### What to produce
Every entry below should be repeated exactly; the pictures should not.

** BEGIN Provided data **

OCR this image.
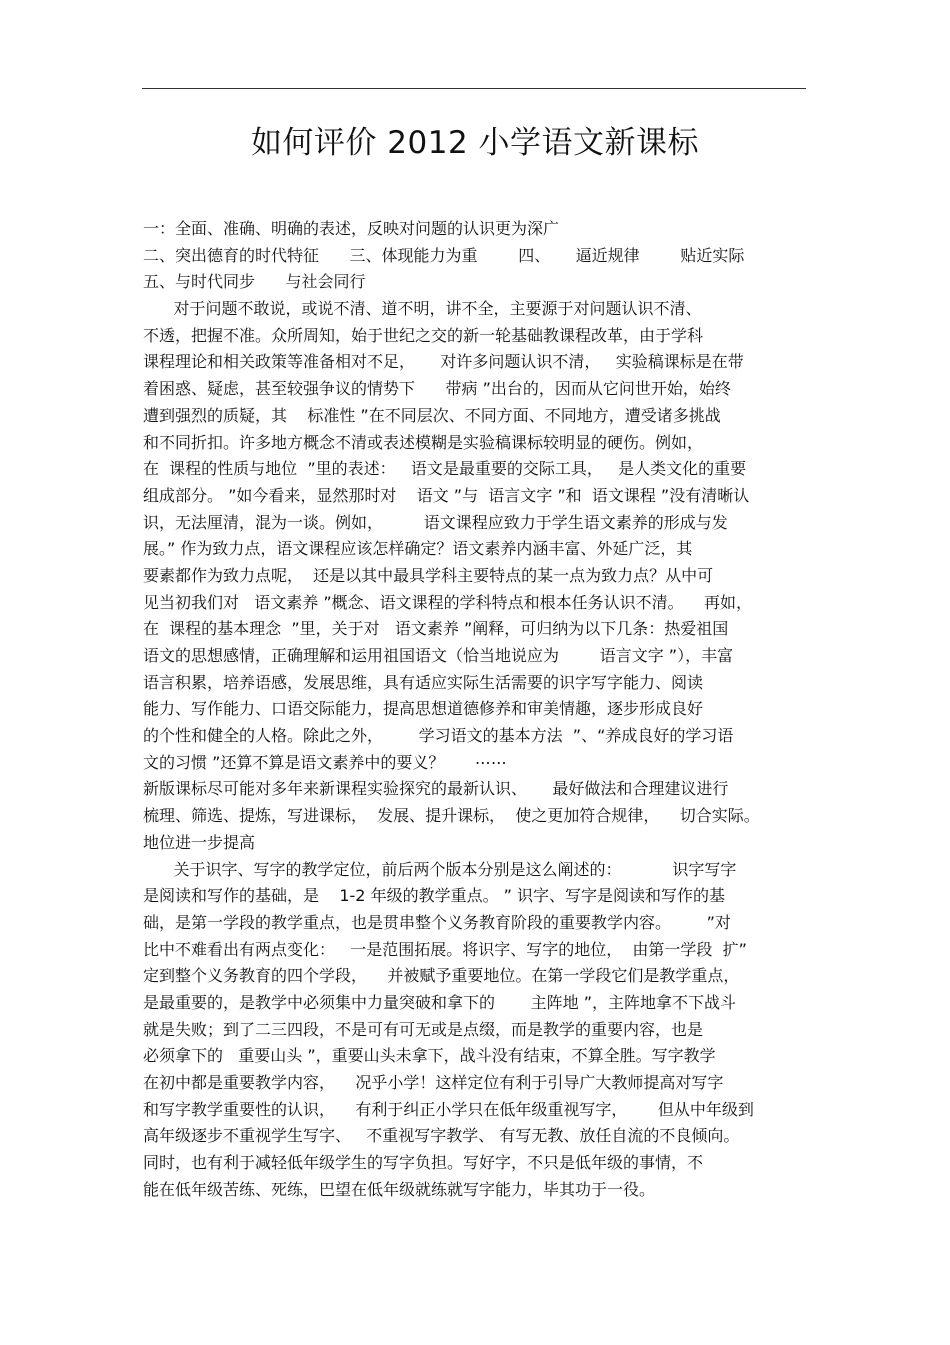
如何评价 2012 小学语文新课标
一：全面、准确、明确的表述，反映对问题的认识更为深广
二、突出德育的时代特征      三、体现能力为重        四、     逼近规律        贴近实际
五、与时代同步      与社会同行
对于问题不敢说，或说不清、道不明，讲不全，主要源于对问题认识不清、
不透，把握不准。众所周知，始于世纪之交的新一轮基础教课程改革，由于学科
课程理论和相关政策等准备相对不足，     对许多问题认识不清，   实验稿课标是在带
着困惑、疑虑，甚至较强争议的情势下      带病 ”出台的，因而从它问世开始，始终
遭到强烈的质疑，其    标准性 ”在不同层次、不同方面、不同地方，遭受诸多挑战
和不同折扣。许多地方概念不清或表述模糊是实验稿课标较明显的硬伤。例如，
在  课程的性质与地位  ”里的表述：   语文是最重要的交际工具，   是人类文化的重要
组成部分。 ”如今看来，显然那时对    语文 ”与  语言文字 ”和  语文课程 ”没有清晰认
识，无法厘清，混为一谈。例如，        语文课程应致力于学生语文素养的形成与发
展。” 作为致力点，语文课程应该怎样确定？语文素养内涵丰富、外延广泛，其
要素都作为致力点呢，  还是以其中最具学科主要特点的某一点为致力点？从中可
见当初我们对   语文素养 ”概念、语文课程的学科特点和根本任务认识不清。    再如，
在  课程的基本理念  ”里，关于对   语文素养 ”阐释，可归纳为以下几条：热爱祖国
语文的思想感情，正确理解和运用祖国语文（恰当地说应为        语言文字 ”），丰富
语言积累，培养语感，发展思维，具有适应实际生活需要的识字写字能力、阅读
能力、写作能力、口语交际能力，提高思想道德修养和审美情趣，逐步形成良好
的个性和健全的人格。除此之外，       学习语文的基本方法  ”、“养成良好的学习语
文的习惯 ”还算不算是语文素养中的要义？      ⋯⋯
新版课标尽可能对多年来新课程实验探究的最新认识、     最好做法和合理建议进行
梳理、筛选、提炼，写进课标，  发展、提升课标，  使之更加符合规律，    切合实际。
地位进一步提高
关于识字、写字的教学定位，前后两个版本分别是这么阐述的：          识字写字
是阅读和写作的基础，是    1-2 年级的教学重点。 ” 识字、写字是阅读和写作的基
础，是第一学段的教学重点，也是贯串整个义务教育阶段的重要教学内容。       ”对
比中不难看出有两点变化：   一是范围拓展。将识字、写字的地位，  由第一学段  扩”
定到整个义务教育的四个学段，    并被赋予重要地位。在第一学段它们是教学重点，
是最重要的，是教学中必须集中力量突破和拿下的       主阵地 ”，主阵地拿不下战斗
就是失败；到了二三四段，不是可有可无或是点缀，而是教学的重要内容，也是
必须拿下的   重要山头 ”，重要山头未拿下，战斗没有结束，不算全胜。写字教学
在初中都是重要教学内容，    况乎小学！这样定位有利于引导广大教师提高对写字
和写字教学重要性的认识，    有利于纠正小学只在低年级重视写字，      但从中年级到
高年级逐步不重视学生写字、   不重视写字教学、 有写无教、放任自流的不良倾向。
同时，也有利于减轻低年级学生的写字负担。写好字，不只是低年级的事情，不
能在低年级苦练、死练，巴望在低年级就练就写字能力，毕其功于一役。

** END Provided data **

### Task solution
OCR this image.
如何评价 2012 小学语文新课标
一：全面、准确、明确的表述，反映对问题的认识更为深广
二、突出德育的时代特征      三、体现能力为重        四、     逼近规律        贴近实际
五、与时代同步      与社会同行
对于问题不敢说，或说不清、道不明，讲不全，主要源于对问题认识不清、
不透，把握不准。众所周知，始于世纪之交的新一轮基础教课程改革，由于学科
课程理论和相关政策等准备相对不足，     对许多问题认识不清，   实验稿课标是在带
着困惑、疑虑，甚至较强争议的情势下      带病 ”出台的，因而从它问世开始，始终
遭到强烈的质疑，其    标准性 ”在不同层次、不同方面、不同地方，遭受诸多挑战
和不同折扣。许多地方概念不清或表述模糊是实验稿课标较明显的硬伤。例如，
在  课程的性质与地位  ”里的表述：   语文是最重要的交际工具，   是人类文化的重要
组成部分。 ”如今看来，显然那时对    语文 ”与  语言文字 ”和  语文课程 ”没有清晰认
识，无法厘清，混为一谈。例如，        语文课程应致力于学生语文素养的形成与发
展。” 作为致力点，语文课程应该怎样确定？语文素养内涵丰富、外延广泛，其
要素都作为致力点呢，  还是以其中最具学科主要特点的某一点为致力点？从中可
见当初我们对   语文素养 ”概念、语文课程的学科特点和根本任务认识不清。    再如，
在  课程的基本理念  ”里，关于对   语文素养 ”阐释，可归纳为以下几条：热爱祖国
语文的思想感情，正确理解和运用祖国语文（恰当地说应为        语言文字 ”），丰富
语言积累，培养语感，发展思维，具有适应实际生活需要的识字写字能力、阅读
能力、写作能力、口语交际能力，提高思想道德修养和审美情趣，逐步形成良好
的个性和健全的人格。除此之外，       学习语文的基本方法  ”、“养成良好的学习语
文的习惯 ”还算不算是语文素养中的要义？      ⋯⋯
新版课标尽可能对多年来新课程实验探究的最新认识、     最好做法和合理建议进行
梳理、筛选、提炼，写进课标，  发展、提升课标，  使之更加符合规律，    切合实际。
地位进一步提高
关于识字、写字的教学定位，前后两个版本分别是这么阐述的：          识字写字
是阅读和写作的基础，是    1-2 年级的教学重点。 ” 识字、写字是阅读和写作的基
础，是第一学段的教学重点，也是贯串整个义务教育阶段的重要教学内容。       ”对
比中不难看出有两点变化：   一是范围拓展。将识字、写字的地位，  由第一学段  扩”
定到整个义务教育的四个学段，    并被赋予重要地位。在第一学段它们是教学重点，
是最重要的，是教学中必须集中力量突破和拿下的       主阵地 ”，主阵地拿不下战斗
就是失败；到了二三四段，不是可有可无或是点缀，而是教学的重要内容，也是
必须拿下的   重要山头 ”，重要山头未拿下，战斗没有结束，不算全胜。写字教学
在初中都是重要教学内容，    况乎小学！这样定位有利于引导广大教师提高对写字
和写字教学重要性的认识，    有利于纠正小学只在低年级重视写字，      但从中年级到
高年级逐步不重视学生写字、   不重视写字教学、 有写无教、放任自流的不良倾向。
同时，也有利于减轻低年级学生的写字负担。写好字，不只是低年级的事情，不
能在低年级苦练、死练，巴望在低年级就练就写字能力，毕其功于一役。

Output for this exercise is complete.